Work instructions:
Below is a listing to transcribe in full and exactly; keep the pictures out.

***** Data shown

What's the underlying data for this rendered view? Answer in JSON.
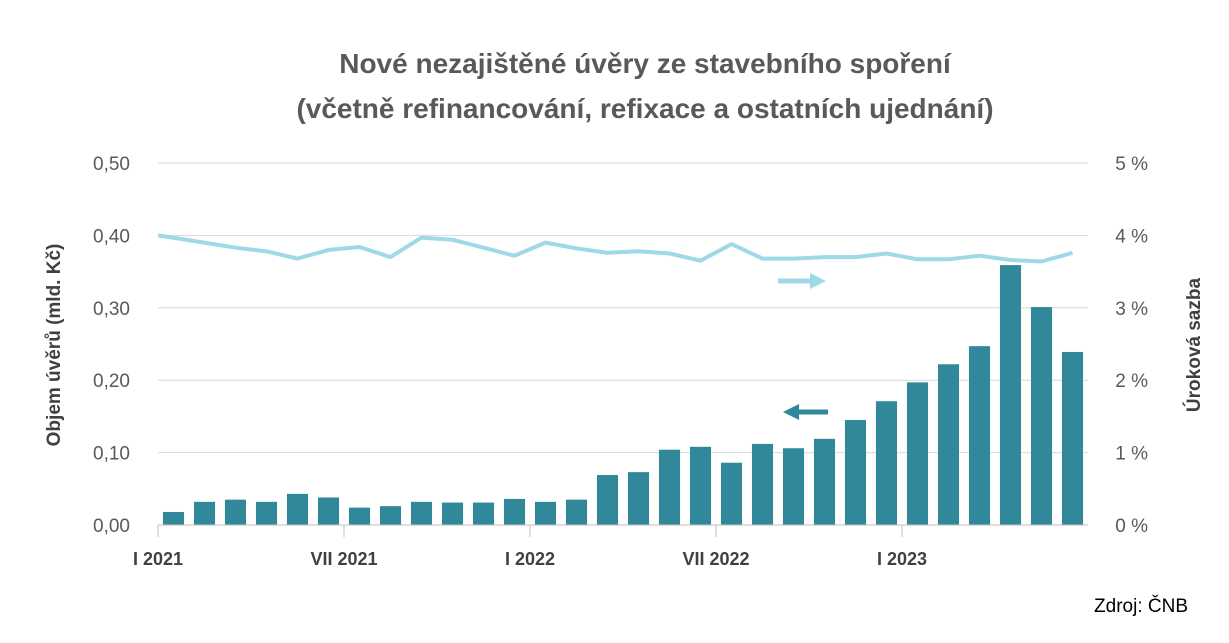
{
  "chart_data": {
    "type": "bar+line",
    "title_line1": "Nové nezajištěné úvěry ze stavebního spoření",
    "title_line2": "(včetně refinancování, refixace a ostatních ujednání)",
    "ylabel_left": "Objem úvěrů (mld. Kč)",
    "ylabel_right": "Úroková sazba",
    "source": "Zdroj: ČNB",
    "ylim_left": [
      0,
      0.5
    ],
    "ylim_right": [
      0,
      5
    ],
    "left_ticks": [
      "0,00",
      "0,10",
      "0,20",
      "0,30",
      "0,40",
      "0,50"
    ],
    "right_ticks": [
      "0 %",
      "1 %",
      "2 %",
      "3 %",
      "4 %",
      "5 %"
    ],
    "x_tick_labels": [
      {
        "index": 0,
        "label": "I 2021"
      },
      {
        "index": 6,
        "label": "VII 2021"
      },
      {
        "index": 12,
        "label": "I 2022"
      },
      {
        "index": 18,
        "label": "VII 2022"
      },
      {
        "index": 24,
        "label": "I 2023"
      }
    ],
    "grid": true,
    "colors": {
      "bars": "#31889a",
      "line": "#9fd8e6",
      "gridline": "#d9d9d9",
      "text": "#595959"
    },
    "series": [
      {
        "type": "bar",
        "axis": "left",
        "values": [
          0.018,
          0.032,
          0.035,
          0.032,
          0.043,
          0.038,
          0.024,
          0.026,
          0.032,
          0.031,
          0.031,
          0.036,
          0.032,
          0.035,
          0.069,
          0.073,
          0.104,
          0.108,
          0.086,
          0.112,
          0.106,
          0.119,
          0.145,
          0.171,
          0.197,
          0.222,
          0.247,
          0.359,
          0.301,
          0.239
        ]
      },
      {
        "type": "line",
        "axis": "right",
        "values": [
          4.0,
          3.9,
          3.83,
          3.78,
          3.68,
          3.8,
          3.84,
          3.7,
          3.97,
          3.94,
          3.83,
          3.72,
          3.9,
          3.82,
          3.76,
          3.78,
          3.75,
          3.65,
          3.88,
          3.68,
          3.68,
          3.7,
          3.7,
          3.75,
          3.67,
          3.67,
          3.72,
          3.66,
          3.64,
          3.76
        ]
      }
    ]
  }
}
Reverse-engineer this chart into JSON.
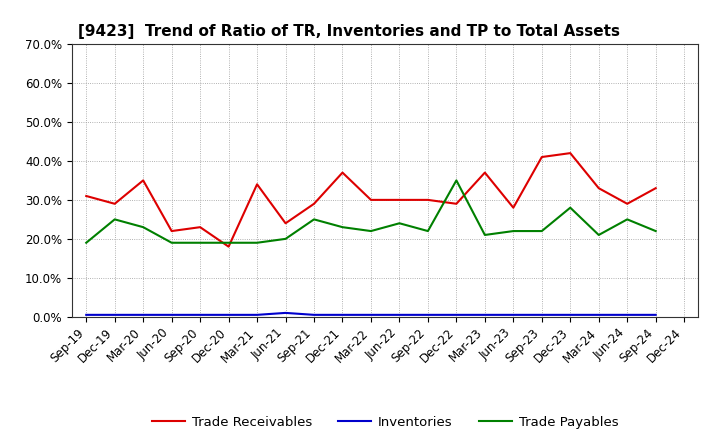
{
  "title": "[9423]  Trend of Ratio of TR, Inventories and TP to Total Assets",
  "x_labels": [
    "Sep-19",
    "Dec-19",
    "Mar-20",
    "Jun-20",
    "Sep-20",
    "Dec-20",
    "Mar-21",
    "Jun-21",
    "Sep-21",
    "Dec-21",
    "Mar-22",
    "Jun-22",
    "Sep-22",
    "Dec-22",
    "Mar-23",
    "Jun-23",
    "Sep-23",
    "Dec-23",
    "Mar-24",
    "Jun-24",
    "Sep-24",
    "Dec-24"
  ],
  "trade_receivables": [
    0.31,
    0.29,
    0.35,
    0.22,
    0.23,
    0.18,
    0.34,
    0.24,
    0.29,
    0.37,
    0.3,
    0.3,
    0.3,
    0.29,
    0.37,
    0.28,
    0.41,
    0.42,
    0.33,
    0.29,
    0.33,
    null
  ],
  "inventories": [
    0.005,
    0.005,
    0.005,
    0.005,
    0.005,
    0.005,
    0.005,
    0.01,
    0.005,
    0.005,
    0.005,
    0.005,
    0.005,
    0.005,
    0.005,
    0.005,
    0.005,
    0.005,
    0.005,
    0.005,
    0.005,
    null
  ],
  "trade_payables": [
    0.19,
    0.25,
    0.23,
    0.19,
    0.19,
    0.19,
    0.19,
    0.2,
    0.25,
    0.23,
    0.22,
    0.24,
    0.22,
    0.35,
    0.21,
    0.22,
    0.22,
    0.28,
    0.21,
    0.25,
    0.22,
    null
  ],
  "tr_color": "#dd0000",
  "inv_color": "#0000cc",
  "tp_color": "#008000",
  "ylim": [
    0.0,
    0.7
  ],
  "yticks": [
    0.0,
    0.1,
    0.2,
    0.3,
    0.4,
    0.5,
    0.6,
    0.7
  ],
  "bg_color": "#ffffff",
  "grid_color": "#999999",
  "legend_labels": [
    "Trade Receivables",
    "Inventories",
    "Trade Payables"
  ],
  "title_fontsize": 11,
  "tick_fontsize": 8.5,
  "legend_fontsize": 9.5
}
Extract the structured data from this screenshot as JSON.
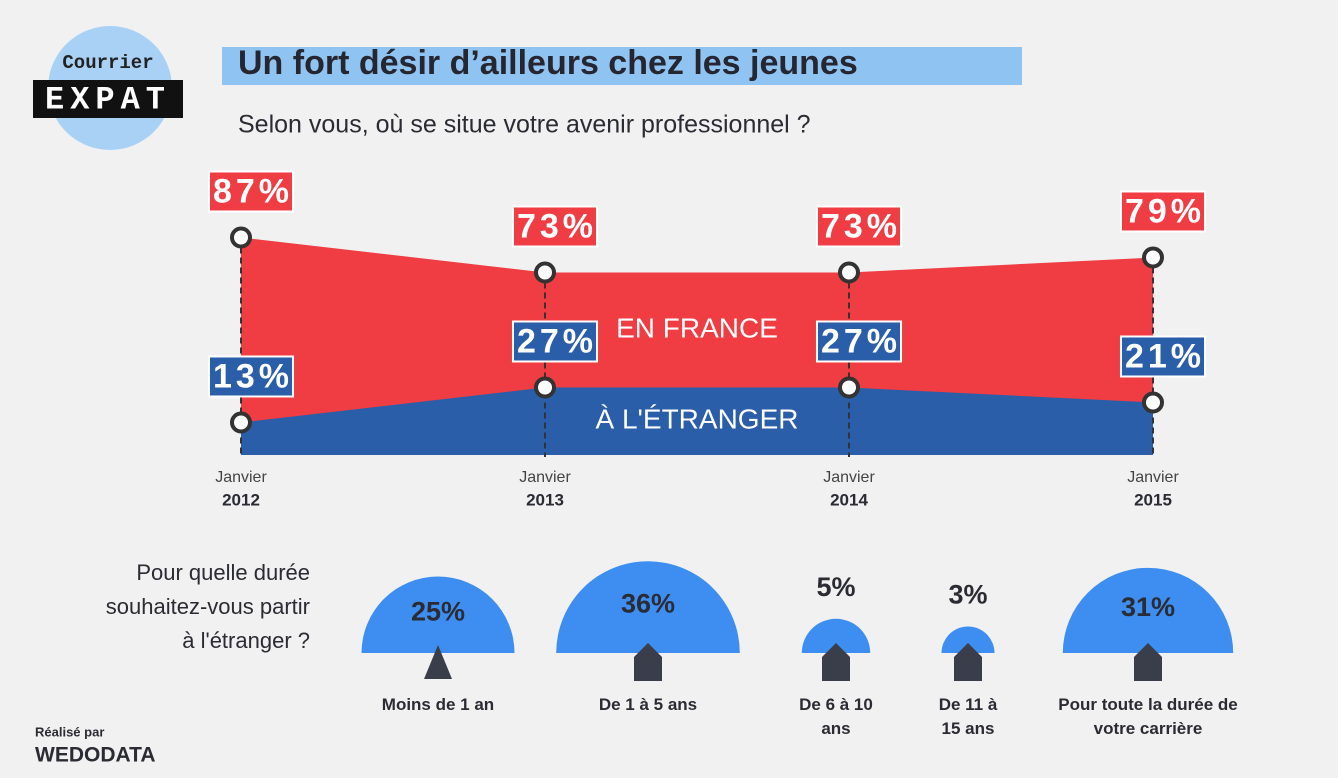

**********

Solution to the problem:
What's the underlying data for this rendered view? Answer in JSON.
{
  "chart_data": {
    "type": "bar+line",
    "title_line1": "Nové nezajištěné úvěry ze stavebního spoření",
    "title_line2": "(včetně refinancování, refixace a ostatních ujednání)",
    "ylabel_left": "Objem úvěrů (mld. Kč)",
    "ylabel_right": "Úroková sazba",
    "source": "Zdroj: ČNB",
    "ylim_left": [
      0,
      0.5
    ],
    "ylim_right": [
      0,
      5
    ],
    "left_ticks": [
      "0,00",
      "0,10",
      "0,20",
      "0,30",
      "0,40",
      "0,50"
    ],
    "right_ticks": [
      "0 %",
      "1 %",
      "2 %",
      "3 %",
      "4 %",
      "5 %"
    ],
    "x_tick_labels": [
      {
        "index": 0,
        "label": "I 2021"
      },
      {
        "index": 6,
        "label": "VII 2021"
      },
      {
        "index": 12,
        "label": "I 2022"
      },
      {
        "index": 18,
        "label": "VII 2022"
      },
      {
        "index": 24,
        "label": "I 2023"
      }
    ],
    "grid": true,
    "colors": {
      "bars": "#31889a",
      "line": "#9fd8e6",
      "gridline": "#d9d9d9",
      "text": "#595959"
    },
    "series": [
      {
        "type": "bar",
        "axis": "left",
        "values": [
          0.018,
          0.032,
          0.035,
          0.032,
          0.043,
          0.038,
          0.024,
          0.026,
          0.032,
          0.031,
          0.031,
          0.036,
          0.032,
          0.035,
          0.069,
          0.073,
          0.104,
          0.108,
          0.086,
          0.112,
          0.106,
          0.119,
          0.145,
          0.171,
          0.197,
          0.222,
          0.247,
          0.359,
          0.301,
          0.239
        ]
      },
      {
        "type": "line",
        "axis": "right",
        "values": [
          4.0,
          3.9,
          3.83,
          3.78,
          3.68,
          3.8,
          3.84,
          3.7,
          3.97,
          3.94,
          3.83,
          3.72,
          3.9,
          3.82,
          3.76,
          3.78,
          3.75,
          3.65,
          3.88,
          3.68,
          3.68,
          3.7,
          3.7,
          3.75,
          3.67,
          3.67,
          3.72,
          3.66,
          3.64,
          3.76
        ]
      }
    ]
  }
}
Reverse-engineer this chart into JSON.
{
  "title": "[9423]  Trend of Ratio of TR, Inventories and TP to Total Assets",
  "x_labels": [
    "Sep-19",
    "Dec-19",
    "Mar-20",
    "Jun-20",
    "Sep-20",
    "Dec-20",
    "Mar-21",
    "Jun-21",
    "Sep-21",
    "Dec-21",
    "Mar-22",
    "Jun-22",
    "Sep-22",
    "Dec-22",
    "Mar-23",
    "Jun-23",
    "Sep-23",
    "Dec-23",
    "Mar-24",
    "Jun-24",
    "Sep-24",
    "Dec-24"
  ],
  "trade_receivables": [
    0.31,
    0.29,
    0.35,
    0.22,
    0.23,
    0.18,
    0.34,
    0.24,
    0.29,
    0.37,
    0.3,
    0.3,
    0.3,
    0.29,
    0.37,
    0.28,
    0.41,
    0.42,
    0.33,
    0.29,
    0.33,
    null
  ],
  "inventories": [
    0.005,
    0.005,
    0.005,
    0.005,
    0.005,
    0.005,
    0.005,
    0.01,
    0.005,
    0.005,
    0.005,
    0.005,
    0.005,
    0.005,
    0.005,
    0.005,
    0.005,
    0.005,
    0.005,
    0.005,
    0.005,
    null
  ],
  "trade_payables": [
    0.19,
    0.25,
    0.23,
    0.19,
    0.19,
    0.19,
    0.19,
    0.2,
    0.25,
    0.23,
    0.22,
    0.24,
    0.22,
    0.35,
    0.21,
    0.22,
    0.22,
    0.28,
    0.21,
    0.25,
    0.22,
    null
  ],
  "tr_color": "#dd0000",
  "inv_color": "#0000cc",
  "tp_color": "#008000",
  "ylim": [
    0.0,
    0.7
  ],
  "yticks": [
    0.0,
    0.1,
    0.2,
    0.3,
    0.4,
    0.5,
    0.6,
    0.7
  ],
  "bg_color": "#ffffff",
  "grid_color": "#999999",
  "legend_labels": [
    "Trade Receivables",
    "Inventories",
    "Trade Payables"
  ],
  "title_fontsize": 11,
  "tick_fontsize": 8.5,
  "legend_fontsize": 9.5
}
Extract the structured data from this screenshot as JSON.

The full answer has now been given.